- [Provided entries]:
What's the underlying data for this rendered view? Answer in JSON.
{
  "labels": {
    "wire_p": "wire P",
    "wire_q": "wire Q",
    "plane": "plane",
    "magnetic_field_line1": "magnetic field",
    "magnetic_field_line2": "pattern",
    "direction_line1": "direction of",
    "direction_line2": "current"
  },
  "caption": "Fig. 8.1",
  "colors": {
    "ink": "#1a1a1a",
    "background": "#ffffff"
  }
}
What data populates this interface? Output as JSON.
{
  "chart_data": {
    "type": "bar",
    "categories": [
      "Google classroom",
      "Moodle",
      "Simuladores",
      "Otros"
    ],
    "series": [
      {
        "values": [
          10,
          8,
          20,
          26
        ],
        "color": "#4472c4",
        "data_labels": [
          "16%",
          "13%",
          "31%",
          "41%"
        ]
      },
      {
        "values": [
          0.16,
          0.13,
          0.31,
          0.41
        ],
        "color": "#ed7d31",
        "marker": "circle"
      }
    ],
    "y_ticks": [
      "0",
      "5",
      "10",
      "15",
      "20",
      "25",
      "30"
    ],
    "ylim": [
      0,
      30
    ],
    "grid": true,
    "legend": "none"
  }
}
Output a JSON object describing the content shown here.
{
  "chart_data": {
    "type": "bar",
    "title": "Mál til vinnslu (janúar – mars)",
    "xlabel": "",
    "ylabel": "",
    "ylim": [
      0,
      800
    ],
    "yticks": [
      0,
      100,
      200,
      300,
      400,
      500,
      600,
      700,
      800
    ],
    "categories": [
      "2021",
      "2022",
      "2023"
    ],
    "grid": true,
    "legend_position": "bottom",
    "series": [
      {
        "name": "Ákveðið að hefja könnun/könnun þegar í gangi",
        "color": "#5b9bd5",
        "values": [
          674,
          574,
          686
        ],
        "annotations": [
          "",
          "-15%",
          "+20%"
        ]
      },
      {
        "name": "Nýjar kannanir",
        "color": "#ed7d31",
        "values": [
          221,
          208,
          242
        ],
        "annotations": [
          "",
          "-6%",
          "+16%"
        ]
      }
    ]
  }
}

- [Requirement]:
Reproduce the entries above in full by retyping them exactly.

- [Final result]:
What's the underlying data for this rendered view? Answer in JSON.
{
  "labels": {
    "wire_p": "wire P",
    "wire_q": "wire Q",
    "plane": "plane",
    "magnetic_field_line1": "magnetic field",
    "magnetic_field_line2": "pattern",
    "direction_line1": "direction of",
    "direction_line2": "current"
  },
  "caption": "Fig. 8.1",
  "colors": {
    "ink": "#1a1a1a",
    "background": "#ffffff"
  }
}
What data populates this interface? Output as JSON.
{
  "chart_data": {
    "type": "bar",
    "categories": [
      "Google classroom",
      "Moodle",
      "Simuladores",
      "Otros"
    ],
    "series": [
      {
        "values": [
          10,
          8,
          20,
          26
        ],
        "color": "#4472c4",
        "data_labels": [
          "16%",
          "13%",
          "31%",
          "41%"
        ]
      },
      {
        "values": [
          0.16,
          0.13,
          0.31,
          0.41
        ],
        "color": "#ed7d31",
        "marker": "circle"
      }
    ],
    "y_ticks": [
      "0",
      "5",
      "10",
      "15",
      "20",
      "25",
      "30"
    ],
    "ylim": [
      0,
      30
    ],
    "grid": true,
    "legend": "none"
  }
}
Output a JSON object describing the content shown here.
{
  "chart_data": {
    "type": "bar",
    "title": "Mál til vinnslu (janúar – mars)",
    "xlabel": "",
    "ylabel": "",
    "ylim": [
      0,
      800
    ],
    "yticks": [
      0,
      100,
      200,
      300,
      400,
      500,
      600,
      700,
      800
    ],
    "categories": [
      "2021",
      "2022",
      "2023"
    ],
    "grid": true,
    "legend_position": "bottom",
    "series": [
      {
        "name": "Ákveðið að hefja könnun/könnun þegar í gangi",
        "color": "#5b9bd5",
        "values": [
          674,
          574,
          686
        ],
        "annotations": [
          "",
          "-15%",
          "+20%"
        ]
      },
      {
        "name": "Nýjar kannanir",
        "color": "#ed7d31",
        "values": [
          221,
          208,
          242
        ],
        "annotations": [
          "",
          "-6%",
          "+16%"
        ]
      }
    ]
  }
}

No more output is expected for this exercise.